EXTRACT TO READ:
Another terrific improvement opportunity would be the inclusion of a wound hollow solenoid. Throw in a neodymium magnet and the kit could be easily extended for a variety of electromagnetic induction experiments. Throw in two solenoids (concentric?) and some iron cores and you can also explore transformers in a bit more detail. The meter included is a bit lacking, so inclusion of a cheap multimeter and a few more snap-in flexible wires would be of tremendous benefit. Finally, although the kit does include an “open” component in which you can snap in discrete components, having a few more of those could prove useful for extending projects.
In short, I see the Elenco Snap Circuits as a terrific start toward an “E&M Lab in a Kit” offering. The kits are designed and marketed as electronic toys, and function very well in that capacity. My students had a great time playing with the kit and building various projects, but all stated that the educational value could be greatly enhanced with true schematics and descriptions of the “What” and “Why” of the projects.
Our demonstration / trial is being continued in other classrooms at a variety of grade levels, and will be fed back to Elenco as an opportunity to expand their market from electronic toys into educational tools. I would like to thank the IEEE, RIT Microelectronic Outreach, and Elenco Electronics Inc. for the opportunity to be a part of this program.
Hi Dan, thanks for the thoughtful review. I often do workshops in public schools so I’m always interested in new tools. I’m always a bit reticent about these kinds of kits, because they lower the kinesthetic experience (holding the components in your hands, bending the leads, wiggling them to get good connections, etc). I know what you mean about the difficulty with breadboards. My solution to this in intro classes is to use small (200 ties?) cheap breadboards. They typically have a paper backing that can be peeled completely off. That leaves the copper inserts exposed, which can then be pulled out and put back in. That helps students see “inside” the breadboard and understand the conenctions (especially if you start by connecting components to a loose insert).
As for students’ difficulty in following the connections of parallel circuits, I feel your pain. At the same time, I find that a major source of misconceptions is the students’ view of electrons as having some inherent desire to travel from sources on the left to loads on the right (or from up to down, or from down to up, or etc.). Mine are also often tempted to see electrons as wanting to take the first “turn-off”, as if the order of parallel circuit changes the current draw… or think of the current as “starting” from some particular point, rather than starting simultaneously all over the circuit. The tool I use to address these things is to teach them to see “nets” (webs of connected wires), before going into detail about current paths. The confusion they encounter when their wire layout does *not* match their schematic is exactly the experience that helps them confront their misconceptions. So I wonder if these kinds of kits (I’ve used similar products from LabVolt) allow misconceptions to go unnoticed.

LIST OF TASKS:
a – Update the stretch of the Snap Circuits discussion from "In short, I" through "of the projects.", swapping "schematics" for "circuit diagrams".
b – Continue the Snap Circuits discussion, starting right after its last sentence.
The listing placed after the Snap Circuits discussion is separate material.

INFORMATION SUPPLIED:
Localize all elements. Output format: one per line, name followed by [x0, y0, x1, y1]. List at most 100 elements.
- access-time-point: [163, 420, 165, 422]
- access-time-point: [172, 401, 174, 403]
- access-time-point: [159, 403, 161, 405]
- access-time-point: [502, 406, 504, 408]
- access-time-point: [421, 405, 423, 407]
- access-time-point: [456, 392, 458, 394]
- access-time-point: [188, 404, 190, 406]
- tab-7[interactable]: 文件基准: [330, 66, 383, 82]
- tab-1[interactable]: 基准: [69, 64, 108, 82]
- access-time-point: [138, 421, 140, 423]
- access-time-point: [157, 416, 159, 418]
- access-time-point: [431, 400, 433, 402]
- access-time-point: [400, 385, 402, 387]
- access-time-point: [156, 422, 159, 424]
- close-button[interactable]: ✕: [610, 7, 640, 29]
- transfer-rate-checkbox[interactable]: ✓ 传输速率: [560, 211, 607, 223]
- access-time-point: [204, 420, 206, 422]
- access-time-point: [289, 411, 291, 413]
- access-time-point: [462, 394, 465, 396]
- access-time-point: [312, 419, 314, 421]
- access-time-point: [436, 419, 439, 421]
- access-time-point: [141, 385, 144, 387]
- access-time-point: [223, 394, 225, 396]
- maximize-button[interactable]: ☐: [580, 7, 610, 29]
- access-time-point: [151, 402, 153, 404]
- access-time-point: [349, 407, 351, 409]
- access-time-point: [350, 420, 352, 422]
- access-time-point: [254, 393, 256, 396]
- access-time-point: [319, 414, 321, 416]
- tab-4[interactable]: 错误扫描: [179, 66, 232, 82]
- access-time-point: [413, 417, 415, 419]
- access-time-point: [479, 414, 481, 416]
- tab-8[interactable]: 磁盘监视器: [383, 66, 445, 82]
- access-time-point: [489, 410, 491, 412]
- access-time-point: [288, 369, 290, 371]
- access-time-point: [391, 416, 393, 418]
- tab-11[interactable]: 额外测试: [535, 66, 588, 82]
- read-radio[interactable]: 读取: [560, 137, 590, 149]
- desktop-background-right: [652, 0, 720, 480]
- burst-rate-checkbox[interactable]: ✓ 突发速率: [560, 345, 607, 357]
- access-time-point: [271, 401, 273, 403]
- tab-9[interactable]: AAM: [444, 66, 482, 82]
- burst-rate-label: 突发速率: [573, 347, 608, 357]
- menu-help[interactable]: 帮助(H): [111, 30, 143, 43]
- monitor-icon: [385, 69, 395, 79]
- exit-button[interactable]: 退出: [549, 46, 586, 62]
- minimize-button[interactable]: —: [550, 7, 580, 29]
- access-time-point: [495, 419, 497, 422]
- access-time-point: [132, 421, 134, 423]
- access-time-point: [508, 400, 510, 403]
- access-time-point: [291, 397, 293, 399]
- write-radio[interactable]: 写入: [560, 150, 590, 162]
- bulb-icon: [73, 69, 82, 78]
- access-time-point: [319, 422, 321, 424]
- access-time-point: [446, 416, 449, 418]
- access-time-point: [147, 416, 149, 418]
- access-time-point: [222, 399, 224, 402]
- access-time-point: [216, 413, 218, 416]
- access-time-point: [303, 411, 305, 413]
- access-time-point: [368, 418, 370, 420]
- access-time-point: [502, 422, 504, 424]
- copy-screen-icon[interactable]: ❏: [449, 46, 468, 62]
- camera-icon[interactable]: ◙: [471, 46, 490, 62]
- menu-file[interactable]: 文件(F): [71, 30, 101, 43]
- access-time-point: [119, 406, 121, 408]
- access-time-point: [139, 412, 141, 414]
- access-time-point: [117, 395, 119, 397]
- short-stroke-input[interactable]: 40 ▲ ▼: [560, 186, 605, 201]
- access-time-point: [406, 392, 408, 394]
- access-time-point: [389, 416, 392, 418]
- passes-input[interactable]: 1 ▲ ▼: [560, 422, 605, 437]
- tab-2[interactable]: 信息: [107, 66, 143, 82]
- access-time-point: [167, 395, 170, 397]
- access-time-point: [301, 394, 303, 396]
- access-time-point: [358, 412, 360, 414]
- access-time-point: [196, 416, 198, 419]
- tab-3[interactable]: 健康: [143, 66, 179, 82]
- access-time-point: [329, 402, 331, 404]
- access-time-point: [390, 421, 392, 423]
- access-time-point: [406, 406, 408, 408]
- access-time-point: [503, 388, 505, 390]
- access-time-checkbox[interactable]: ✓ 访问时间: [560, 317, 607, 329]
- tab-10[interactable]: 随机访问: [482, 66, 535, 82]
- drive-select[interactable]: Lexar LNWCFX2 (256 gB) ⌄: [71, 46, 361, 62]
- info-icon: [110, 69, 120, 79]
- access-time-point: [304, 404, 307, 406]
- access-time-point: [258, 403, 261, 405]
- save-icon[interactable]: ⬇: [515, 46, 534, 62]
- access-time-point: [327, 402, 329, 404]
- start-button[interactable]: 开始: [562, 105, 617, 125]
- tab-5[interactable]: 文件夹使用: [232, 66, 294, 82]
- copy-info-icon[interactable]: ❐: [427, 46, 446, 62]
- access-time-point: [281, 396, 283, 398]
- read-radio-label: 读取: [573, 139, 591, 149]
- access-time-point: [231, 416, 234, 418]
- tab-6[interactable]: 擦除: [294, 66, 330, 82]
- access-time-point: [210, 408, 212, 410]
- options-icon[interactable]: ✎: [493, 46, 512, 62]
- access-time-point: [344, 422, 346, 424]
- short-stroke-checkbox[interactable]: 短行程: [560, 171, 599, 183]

EXERCISE RESPONSES:
a –
In short, I see the Elenco Snap Circuits as a terrific start toward an “E&M Lab in a Kit” offering. The kits are designed and marketed as electronic toys, and function very well in that capacity. My students had a great time playing with the kit and building various projects, but all stated that the educational value could be greatly enhanced with true circuit diagrams and descriptions of the “What” and “Why” of the projects.

b –
I’d be curious to know, after you evaluate these products, how your students would interpret an actual circuit board (or house wiring circuit, or car headlight circuit) and how much of their conceptual understanding they would be able to transfer. Obviously this assessment shows my bias… it may not bear on your goals at all, but might be food for thought anyway. In any case, I’ll be curious to know what you find out. Keep us posted!
Thanks for the comments Mylene — I especially appreciate the transfer task for kids of applying it to real-life circuits. We often follow the unit up by having kids try to draw a circuit schematic based on the performance of light bulbs in a “mystery circuit,” but I’m thinking our E&M unit exam coming up early next week may just include a house wiring circuit, a voltage divider, or something to push them to a better theoretical AND practical understanding.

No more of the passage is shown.